>> Begin EXERCISE MATERIALS

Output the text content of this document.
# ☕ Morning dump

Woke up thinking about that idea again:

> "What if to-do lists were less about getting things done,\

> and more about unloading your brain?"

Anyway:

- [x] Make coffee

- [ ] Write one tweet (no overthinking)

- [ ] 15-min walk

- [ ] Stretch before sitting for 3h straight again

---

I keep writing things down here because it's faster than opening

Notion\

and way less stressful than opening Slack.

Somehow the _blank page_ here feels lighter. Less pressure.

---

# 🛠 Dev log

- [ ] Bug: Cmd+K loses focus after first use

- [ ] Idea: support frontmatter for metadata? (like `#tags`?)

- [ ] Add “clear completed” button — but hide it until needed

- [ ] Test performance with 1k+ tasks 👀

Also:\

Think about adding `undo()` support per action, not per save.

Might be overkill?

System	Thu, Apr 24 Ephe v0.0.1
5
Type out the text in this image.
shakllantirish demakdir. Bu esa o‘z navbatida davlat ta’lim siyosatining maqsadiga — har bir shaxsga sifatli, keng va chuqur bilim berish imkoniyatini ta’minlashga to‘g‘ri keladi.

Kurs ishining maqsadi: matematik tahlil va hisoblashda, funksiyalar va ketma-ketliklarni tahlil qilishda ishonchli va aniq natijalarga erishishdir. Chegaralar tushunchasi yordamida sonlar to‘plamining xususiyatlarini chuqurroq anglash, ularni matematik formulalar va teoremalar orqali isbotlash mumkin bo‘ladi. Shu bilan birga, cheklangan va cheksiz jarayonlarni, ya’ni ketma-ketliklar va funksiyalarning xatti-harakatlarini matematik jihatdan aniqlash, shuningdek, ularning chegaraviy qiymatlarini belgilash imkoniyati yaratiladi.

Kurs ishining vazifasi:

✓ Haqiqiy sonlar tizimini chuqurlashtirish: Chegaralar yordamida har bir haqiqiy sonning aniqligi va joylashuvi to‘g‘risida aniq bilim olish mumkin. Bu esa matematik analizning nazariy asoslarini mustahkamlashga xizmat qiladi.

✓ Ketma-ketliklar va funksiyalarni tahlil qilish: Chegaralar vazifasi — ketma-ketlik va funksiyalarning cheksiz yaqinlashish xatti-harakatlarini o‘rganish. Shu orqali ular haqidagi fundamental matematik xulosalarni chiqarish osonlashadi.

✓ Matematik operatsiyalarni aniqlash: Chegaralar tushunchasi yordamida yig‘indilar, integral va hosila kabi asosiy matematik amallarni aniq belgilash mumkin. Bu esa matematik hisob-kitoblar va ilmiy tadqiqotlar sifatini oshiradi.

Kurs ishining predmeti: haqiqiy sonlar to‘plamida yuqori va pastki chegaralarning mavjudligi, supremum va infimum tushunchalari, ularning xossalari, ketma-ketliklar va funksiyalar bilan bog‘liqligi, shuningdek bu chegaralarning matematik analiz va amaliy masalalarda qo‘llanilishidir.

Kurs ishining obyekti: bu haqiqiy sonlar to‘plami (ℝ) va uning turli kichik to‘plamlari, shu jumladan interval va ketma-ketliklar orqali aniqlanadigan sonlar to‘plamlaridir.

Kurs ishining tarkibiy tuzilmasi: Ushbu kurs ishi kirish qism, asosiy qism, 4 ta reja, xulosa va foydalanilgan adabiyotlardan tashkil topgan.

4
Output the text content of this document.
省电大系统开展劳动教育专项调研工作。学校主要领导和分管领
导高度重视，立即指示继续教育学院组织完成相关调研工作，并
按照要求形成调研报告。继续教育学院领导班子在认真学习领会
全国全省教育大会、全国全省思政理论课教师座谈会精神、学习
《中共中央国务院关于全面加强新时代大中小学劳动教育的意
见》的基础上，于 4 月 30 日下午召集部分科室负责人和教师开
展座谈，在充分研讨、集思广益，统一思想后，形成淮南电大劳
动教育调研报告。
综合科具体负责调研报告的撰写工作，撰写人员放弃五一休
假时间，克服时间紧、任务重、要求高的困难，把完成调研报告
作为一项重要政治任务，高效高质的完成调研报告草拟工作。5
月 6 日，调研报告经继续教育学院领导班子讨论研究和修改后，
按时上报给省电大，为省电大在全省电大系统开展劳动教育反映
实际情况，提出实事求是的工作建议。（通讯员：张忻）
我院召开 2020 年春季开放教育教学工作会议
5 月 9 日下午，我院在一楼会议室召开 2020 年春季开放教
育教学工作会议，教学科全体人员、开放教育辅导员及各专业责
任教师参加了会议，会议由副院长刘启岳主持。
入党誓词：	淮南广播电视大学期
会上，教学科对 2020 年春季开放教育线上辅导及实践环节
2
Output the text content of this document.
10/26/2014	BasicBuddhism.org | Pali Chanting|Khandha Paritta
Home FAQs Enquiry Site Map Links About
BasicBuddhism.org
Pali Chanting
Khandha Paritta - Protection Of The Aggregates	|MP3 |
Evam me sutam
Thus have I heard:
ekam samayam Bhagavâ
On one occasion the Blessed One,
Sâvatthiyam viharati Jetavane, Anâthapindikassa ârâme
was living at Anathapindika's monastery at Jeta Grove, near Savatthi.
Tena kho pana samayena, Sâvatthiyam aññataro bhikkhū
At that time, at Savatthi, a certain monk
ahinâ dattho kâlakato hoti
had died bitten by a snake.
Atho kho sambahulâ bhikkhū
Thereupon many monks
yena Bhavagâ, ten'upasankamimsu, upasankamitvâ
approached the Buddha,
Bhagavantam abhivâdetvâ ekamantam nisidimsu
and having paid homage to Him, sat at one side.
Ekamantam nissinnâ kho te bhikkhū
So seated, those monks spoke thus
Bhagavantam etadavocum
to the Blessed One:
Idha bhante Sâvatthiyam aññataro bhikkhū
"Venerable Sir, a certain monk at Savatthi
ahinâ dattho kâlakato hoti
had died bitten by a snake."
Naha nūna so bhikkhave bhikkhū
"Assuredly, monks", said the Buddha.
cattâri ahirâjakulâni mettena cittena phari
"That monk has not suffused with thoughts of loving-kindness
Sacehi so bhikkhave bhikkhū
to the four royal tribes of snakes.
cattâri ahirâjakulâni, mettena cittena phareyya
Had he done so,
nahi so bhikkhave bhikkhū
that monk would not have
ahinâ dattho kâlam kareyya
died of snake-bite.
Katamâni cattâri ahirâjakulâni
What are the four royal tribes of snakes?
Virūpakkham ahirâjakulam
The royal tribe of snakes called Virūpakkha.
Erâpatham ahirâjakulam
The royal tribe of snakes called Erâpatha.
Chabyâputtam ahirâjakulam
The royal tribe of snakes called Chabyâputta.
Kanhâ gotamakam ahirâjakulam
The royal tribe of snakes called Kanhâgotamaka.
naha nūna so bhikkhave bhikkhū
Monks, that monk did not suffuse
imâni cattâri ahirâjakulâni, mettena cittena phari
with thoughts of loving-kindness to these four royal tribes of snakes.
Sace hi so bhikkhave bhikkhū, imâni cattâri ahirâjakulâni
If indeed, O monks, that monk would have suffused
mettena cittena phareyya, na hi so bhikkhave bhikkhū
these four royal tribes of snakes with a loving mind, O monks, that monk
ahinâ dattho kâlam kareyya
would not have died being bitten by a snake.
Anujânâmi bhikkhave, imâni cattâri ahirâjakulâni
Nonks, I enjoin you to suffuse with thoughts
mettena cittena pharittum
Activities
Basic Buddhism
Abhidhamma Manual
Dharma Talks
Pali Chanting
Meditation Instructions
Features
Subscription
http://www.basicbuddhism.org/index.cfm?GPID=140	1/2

>> End EXERCISE MATERIALS

WHAT THE EXERCISE ASKS :: Transcribe the entire listing above precisely.

RESPONSE TO THIS EXERCISE ::
Output the text content of this document.
# ☕ Morning dump

Woke up thinking about that idea again:

> "What if to-do lists were less about getting things done,\

> and more about unloading your brain?"

Anyway:

- [x] Make coffee

- [ ] Write one tweet (no overthinking)

- [ ] 15-min walk

- [ ] Stretch before sitting for 3h straight again

---

I keep writing things down here because it's faster than opening

Notion\

and way less stressful than opening Slack.

Somehow the _blank page_ here feels lighter. Less pressure.

---

# 🛠 Dev log

- [ ] Bug: Cmd+K loses focus after first use

- [ ] Idea: support frontmatter for metadata? (like `#tags`?)

- [ ] Add “clear completed” button — but hide it until needed

- [ ] Test performance with 1k+ tasks 👀

Also:\

Think about adding `undo()` support per action, not per save.

Might be overkill?

System	Thu, Apr 24 Ephe v0.0.1
5
Type out the text in this image.
shakllantirish demakdir. Bu esa o‘z navbatida davlat ta’lim siyosatining maqsadiga — har bir shaxsga sifatli, keng va chuqur bilim berish imkoniyatini ta’minlashga to‘g‘ri keladi.

Kurs ishining maqsadi: matematik tahlil va hisoblashda, funksiyalar va ketma-ketliklarni tahlil qilishda ishonchli va aniq natijalarga erishishdir. Chegaralar tushunchasi yordamida sonlar to‘plamining xususiyatlarini chuqurroq anglash, ularni matematik formulalar va teoremalar orqali isbotlash mumkin bo‘ladi. Shu bilan birga, cheklangan va cheksiz jarayonlarni, ya’ni ketma-ketliklar va funksiyalarning xatti-harakatlarini matematik jihatdan aniqlash, shuningdek, ularning chegaraviy qiymatlarini belgilash imkoniyati yaratiladi.

Kurs ishining vazifasi:

✓ Haqiqiy sonlar tizimini chuqurlashtirish: Chegaralar yordamida har bir haqiqiy sonning aniqligi va joylashuvi to‘g‘risida aniq bilim olish mumkin. Bu esa matematik analizning nazariy asoslarini mustahkamlashga xizmat qiladi.

✓ Ketma-ketliklar va funksiyalarni tahlil qilish: Chegaralar vazifasi — ketma-ketlik va funksiyalarning cheksiz yaqinlashish xatti-harakatlarini o‘rganish. Shu orqali ular haqidagi fundamental matematik xulosalarni chiqarish osonlashadi.

✓ Matematik operatsiyalarni aniqlash: Chegaralar tushunchasi yordamida yig‘indilar, integral va hosila kabi asosiy matematik amallarni aniq belgilash mumkin. Bu esa matematik hisob-kitoblar va ilmiy tadqiqotlar sifatini oshiradi.

Kurs ishining predmeti: haqiqiy sonlar to‘plamida yuqori va pastki chegaralarning mavjudligi, supremum va infimum tushunchalari, ularning xossalari, ketma-ketliklar va funksiyalar bilan bog‘liqligi, shuningdek bu chegaralarning matematik analiz va amaliy masalalarda qo‘llanilishidir.

Kurs ishining obyekti: bu haqiqiy sonlar to‘plami (ℝ) va uning turli kichik to‘plamlari, shu jumladan interval va ketma-ketliklar orqali aniqlanadigan sonlar to‘plamlaridir.

Kurs ishining tarkibiy tuzilmasi: Ushbu kurs ishi kirish qism, asosiy qism, 4 ta reja, xulosa va foydalanilgan adabiyotlardan tashkil topgan.

4
Output the text content of this document.
省电大系统开展劳动教育专项调研工作。学校主要领导和分管领
导高度重视，立即指示继续教育学院组织完成相关调研工作，并
按照要求形成调研报告。继续教育学院领导班子在认真学习领会
全国全省教育大会、全国全省思政理论课教师座谈会精神、学习
《中共中央国务院关于全面加强新时代大中小学劳动教育的意
见》的基础上，于 4 月 30 日下午召集部分科室负责人和教师开
展座谈，在充分研讨、集思广益，统一思想后，形成淮南电大劳
动教育调研报告。
综合科具体负责调研报告的撰写工作，撰写人员放弃五一休
假时间，克服时间紧、任务重、要求高的困难，把完成调研报告
作为一项重要政治任务，高效高质的完成调研报告草拟工作。5
月 6 日，调研报告经继续教育学院领导班子讨论研究和修改后，
按时上报给省电大，为省电大在全省电大系统开展劳动教育反映
实际情况，提出实事求是的工作建议。（通讯员：张忻）
我院召开 2020 年春季开放教育教学工作会议
5 月 9 日下午，我院在一楼会议室召开 2020 年春季开放教
育教学工作会议，教学科全体人员、开放教育辅导员及各专业责
任教师参加了会议，会议由副院长刘启岳主持。
入党誓词：	淮南广播电视大学期
会上，教学科对 2020 年春季开放教育线上辅导及实践环节
2
Output the text content of this document.
10/26/2014	BasicBuddhism.org | Pali Chanting|Khandha Paritta
Home FAQs Enquiry Site Map Links About
BasicBuddhism.org
Pali Chanting
Khandha Paritta - Protection Of The Aggregates	|MP3 |
Evam me sutam
Thus have I heard:
ekam samayam Bhagavâ
On one occasion the Blessed One,
Sâvatthiyam viharati Jetavane, Anâthapindikassa ârâme
was living at Anathapindika's monastery at Jeta Grove, near Savatthi.
Tena kho pana samayena, Sâvatthiyam aññataro bhikkhū
At that time, at Savatthi, a certain monk
ahinâ dattho kâlakato hoti
had died bitten by a snake.
Atho kho sambahulâ bhikkhū
Thereupon many monks
yena Bhavagâ, ten'upasankamimsu, upasankamitvâ
approached the Buddha,
Bhagavantam abhivâdetvâ ekamantam nisidimsu
and having paid homage to Him, sat at one side.
Ekamantam nissinnâ kho te bhikkhū
So seated, those monks spoke thus
Bhagavantam etadavocum
to the Blessed One:
Idha bhante Sâvatthiyam aññataro bhikkhū
"Venerable Sir, a certain monk at Savatthi
ahinâ dattho kâlakato hoti
had died bitten by a snake."
Naha nūna so bhikkhave bhikkhū
"Assuredly, monks", said the Buddha.
cattâri ahirâjakulâni mettena cittena phari
"That monk has not suffused with thoughts of loving-kindness
Sacehi so bhikkhave bhikkhū
to the four royal tribes of snakes.
cattâri ahirâjakulâni, mettena cittena phareyya
Had he done so,
nahi so bhikkhave bhikkhū
that monk would not have
ahinâ dattho kâlam kareyya
died of snake-bite.
Katamâni cattâri ahirâjakulâni
What are the four royal tribes of snakes?
Virūpakkham ahirâjakulam
The royal tribe of snakes called Virūpakkha.
Erâpatham ahirâjakulam
The royal tribe of snakes called Erâpatha.
Chabyâputtam ahirâjakulam
The royal tribe of snakes called Chabyâputta.
Kanhâ gotamakam ahirâjakulam
The royal tribe of snakes called Kanhâgotamaka.
naha nūna so bhikkhave bhikkhū
Monks, that monk did not suffuse
imâni cattâri ahirâjakulâni, mettena cittena phari
with thoughts of loving-kindness to these four royal tribes of snakes.
Sace hi so bhikkhave bhikkhū, imâni cattâri ahirâjakulâni
If indeed, O monks, that monk would have suffused
mettena cittena phareyya, na hi so bhikkhave bhikkhū
these four royal tribes of snakes with a loving mind, O monks, that monk
ahinâ dattho kâlam kareyya
would not have died being bitten by a snake.
Anujânâmi bhikkhave, imâni cattâri ahirâjakulâni
Nonks, I enjoin you to suffuse with thoughts
mettena cittena pharittum
Activities
Basic Buddhism
Abhidhamma Manual
Dharma Talks
Pali Chanting
Meditation Instructions
Features
Subscription
http://www.basicbuddhism.org/index.cfm?GPID=140	1/2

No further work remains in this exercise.